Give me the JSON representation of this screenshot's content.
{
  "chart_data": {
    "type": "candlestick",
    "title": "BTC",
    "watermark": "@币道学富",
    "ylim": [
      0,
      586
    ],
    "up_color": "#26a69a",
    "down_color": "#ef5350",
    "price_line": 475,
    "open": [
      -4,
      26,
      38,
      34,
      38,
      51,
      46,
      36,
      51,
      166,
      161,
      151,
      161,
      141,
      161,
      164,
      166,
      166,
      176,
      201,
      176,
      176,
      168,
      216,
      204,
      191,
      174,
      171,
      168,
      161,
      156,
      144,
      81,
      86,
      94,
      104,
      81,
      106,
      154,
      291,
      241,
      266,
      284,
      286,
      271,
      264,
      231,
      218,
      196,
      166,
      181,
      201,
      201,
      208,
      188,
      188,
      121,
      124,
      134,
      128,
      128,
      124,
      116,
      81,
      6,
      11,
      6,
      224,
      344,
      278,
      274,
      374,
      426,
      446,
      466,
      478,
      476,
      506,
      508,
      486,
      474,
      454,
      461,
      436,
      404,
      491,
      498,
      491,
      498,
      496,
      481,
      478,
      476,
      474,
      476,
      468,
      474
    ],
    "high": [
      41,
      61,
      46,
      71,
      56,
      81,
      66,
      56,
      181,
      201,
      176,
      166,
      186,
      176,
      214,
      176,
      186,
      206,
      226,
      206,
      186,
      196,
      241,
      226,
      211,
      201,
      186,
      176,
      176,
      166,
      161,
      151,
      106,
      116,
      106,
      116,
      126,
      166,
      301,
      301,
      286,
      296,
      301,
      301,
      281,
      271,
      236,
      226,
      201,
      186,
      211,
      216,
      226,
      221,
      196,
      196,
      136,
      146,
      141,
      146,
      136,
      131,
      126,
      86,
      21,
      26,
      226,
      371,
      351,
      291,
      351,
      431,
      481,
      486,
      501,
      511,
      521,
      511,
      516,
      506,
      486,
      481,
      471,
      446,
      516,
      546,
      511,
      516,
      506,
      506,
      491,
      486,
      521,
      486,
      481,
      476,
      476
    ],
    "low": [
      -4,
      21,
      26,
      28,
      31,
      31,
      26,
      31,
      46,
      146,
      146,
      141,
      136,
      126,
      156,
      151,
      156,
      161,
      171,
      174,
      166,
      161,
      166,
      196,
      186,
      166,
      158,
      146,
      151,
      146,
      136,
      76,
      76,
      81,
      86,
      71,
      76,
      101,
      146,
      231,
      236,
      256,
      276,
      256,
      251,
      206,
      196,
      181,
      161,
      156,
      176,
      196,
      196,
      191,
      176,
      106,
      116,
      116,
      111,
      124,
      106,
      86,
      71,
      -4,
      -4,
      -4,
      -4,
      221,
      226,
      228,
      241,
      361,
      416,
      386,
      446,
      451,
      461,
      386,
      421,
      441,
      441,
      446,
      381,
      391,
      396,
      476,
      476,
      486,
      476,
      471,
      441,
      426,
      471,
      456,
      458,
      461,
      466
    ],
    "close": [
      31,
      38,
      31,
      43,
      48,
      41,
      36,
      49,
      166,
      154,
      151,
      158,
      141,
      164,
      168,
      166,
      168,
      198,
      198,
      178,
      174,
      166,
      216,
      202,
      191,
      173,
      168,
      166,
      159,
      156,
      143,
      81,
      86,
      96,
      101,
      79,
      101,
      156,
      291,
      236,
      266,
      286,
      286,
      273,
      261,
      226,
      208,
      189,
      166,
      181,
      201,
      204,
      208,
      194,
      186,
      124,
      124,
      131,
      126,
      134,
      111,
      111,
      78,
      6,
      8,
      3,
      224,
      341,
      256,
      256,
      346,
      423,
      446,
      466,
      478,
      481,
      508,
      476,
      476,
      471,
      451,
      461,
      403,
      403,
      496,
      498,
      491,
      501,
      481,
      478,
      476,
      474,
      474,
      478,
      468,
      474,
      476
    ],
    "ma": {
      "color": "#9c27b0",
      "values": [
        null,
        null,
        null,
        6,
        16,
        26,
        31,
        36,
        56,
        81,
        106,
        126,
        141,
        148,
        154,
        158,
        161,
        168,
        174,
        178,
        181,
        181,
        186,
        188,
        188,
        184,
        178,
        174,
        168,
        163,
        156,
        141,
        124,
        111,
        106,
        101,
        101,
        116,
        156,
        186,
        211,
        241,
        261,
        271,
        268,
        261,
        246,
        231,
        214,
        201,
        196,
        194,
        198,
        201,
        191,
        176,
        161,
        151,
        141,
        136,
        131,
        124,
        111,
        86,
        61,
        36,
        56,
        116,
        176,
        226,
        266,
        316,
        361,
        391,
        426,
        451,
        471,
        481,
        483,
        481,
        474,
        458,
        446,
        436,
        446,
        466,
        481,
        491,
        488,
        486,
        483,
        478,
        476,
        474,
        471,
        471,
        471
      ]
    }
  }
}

####################

# Requirements
Go through the material above line by line and copy it exactly.

# Response to this exercise
Give me the JSON representation of this screenshot's content.
{
  "chart_data": {
    "type": "candlestick",
    "title": "BTC",
    "watermark": "@币道学富",
    "ylim": [
      0,
      586
    ],
    "up_color": "#26a69a",
    "down_color": "#ef5350",
    "price_line": 475,
    "open": [
      -4,
      26,
      38,
      34,
      38,
      51,
      46,
      36,
      51,
      166,
      161,
      151,
      161,
      141,
      161,
      164,
      166,
      166,
      176,
      201,
      176,
      176,
      168,
      216,
      204,
      191,
      174,
      171,
      168,
      161,
      156,
      144,
      81,
      86,
      94,
      104,
      81,
      106,
      154,
      291,
      241,
      266,
      284,
      286,
      271,
      264,
      231,
      218,
      196,
      166,
      181,
      201,
      201,
      208,
      188,
      188,
      121,
      124,
      134,
      128,
      128,
      124,
      116,
      81,
      6,
      11,
      6,
      224,
      344,
      278,
      274,
      374,
      426,
      446,
      466,
      478,
      476,
      506,
      508,
      486,
      474,
      454,
      461,
      436,
      404,
      491,
      498,
      491,
      498,
      496,
      481,
      478,
      476,
      474,
      476,
      468,
      474
    ],
    "high": [
      41,
      61,
      46,
      71,
      56,
      81,
      66,
      56,
      181,
      201,
      176,
      166,
      186,
      176,
      214,
      176,
      186,
      206,
      226,
      206,
      186,
      196,
      241,
      226,
      211,
      201,
      186,
      176,
      176,
      166,
      161,
      151,
      106,
      116,
      106,
      116,
      126,
      166,
      301,
      301,
      286,
      296,
      301,
      301,
      281,
      271,
      236,
      226,
      201,
      186,
      211,
      216,
      226,
      221,
      196,
      196,
      136,
      146,
      141,
      146,
      136,
      131,
      126,
      86,
      21,
      26,
      226,
      371,
      351,
      291,
      351,
      431,
      481,
      486,
      501,
      511,
      521,
      511,
      516,
      506,
      486,
      481,
      471,
      446,
      516,
      546,
      511,
      516,
      506,
      506,
      491,
      486,
      521,
      486,
      481,
      476,
      476
    ],
    "low": [
      -4,
      21,
      26,
      28,
      31,
      31,
      26,
      31,
      46,
      146,
      146,
      141,
      136,
      126,
      156,
      151,
      156,
      161,
      171,
      174,
      166,
      161,
      166,
      196,
      186,
      166,
      158,
      146,
      151,
      146,
      136,
      76,
      76,
      81,
      86,
      71,
      76,
      101,
      146,
      231,
      236,
      256,
      276,
      256,
      251,
      206,
      196,
      181,
      161,
      156,
      176,
      196,
      196,
      191,
      176,
      106,
      116,
      116,
      111,
      124,
      106,
      86,
      71,
      -4,
      -4,
      -4,
      -4,
      221,
      226,
      228,
      241,
      361,
      416,
      386,
      446,
      451,
      461,
      386,
      421,
      441,
      441,
      446,
      381,
      391,
      396,
      476,
      476,
      486,
      476,
      471,
      441,
      426,
      471,
      456,
      458,
      461,
      466
    ],
    "close": [
      31,
      38,
      31,
      43,
      48,
      41,
      36,
      49,
      166,
      154,
      151,
      158,
      141,
      164,
      168,
      166,
      168,
      198,
      198,
      178,
      174,
      166,
      216,
      202,
      191,
      173,
      168,
      166,
      159,
      156,
      143,
      81,
      86,
      96,
      101,
      79,
      101,
      156,
      291,
      236,
      266,
      286,
      286,
      273,
      261,
      226,
      208,
      189,
      166,
      181,
      201,
      204,
      208,
      194,
      186,
      124,
      124,
      131,
      126,
      134,
      111,
      111,
      78,
      6,
      8,
      3,
      224,
      341,
      256,
      256,
      346,
      423,
      446,
      466,
      478,
      481,
      508,
      476,
      476,
      471,
      451,
      461,
      403,
      403,
      496,
      498,
      491,
      501,
      481,
      478,
      476,
      474,
      474,
      478,
      468,
      474,
      476
    ],
    "ma": {
      "color": "#9c27b0",
      "values": [
        null,
        null,
        null,
        6,
        16,
        26,
        31,
        36,
        56,
        81,
        106,
        126,
        141,
        148,
        154,
        158,
        161,
        168,
        174,
        178,
        181,
        181,
        186,
        188,
        188,
        184,
        178,
        174,
        168,
        163,
        156,
        141,
        124,
        111,
        106,
        101,
        101,
        116,
        156,
        186,
        211,
        241,
        261,
        271,
        268,
        261,
        246,
        231,
        214,
        201,
        196,
        194,
        198,
        201,
        191,
        176,
        161,
        151,
        141,
        136,
        131,
        124,
        111,
        86,
        61,
        36,
        56,
        116,
        176,
        226,
        266,
        316,
        361,
        391,
        426,
        451,
        471,
        481,
        483,
        481,
        474,
        458,
        446,
        436,
        446,
        466,
        481,
        491,
        488,
        486,
        483,
        478,
        476,
        474,
        471,
        471,
        471
      ]
    }
  }
}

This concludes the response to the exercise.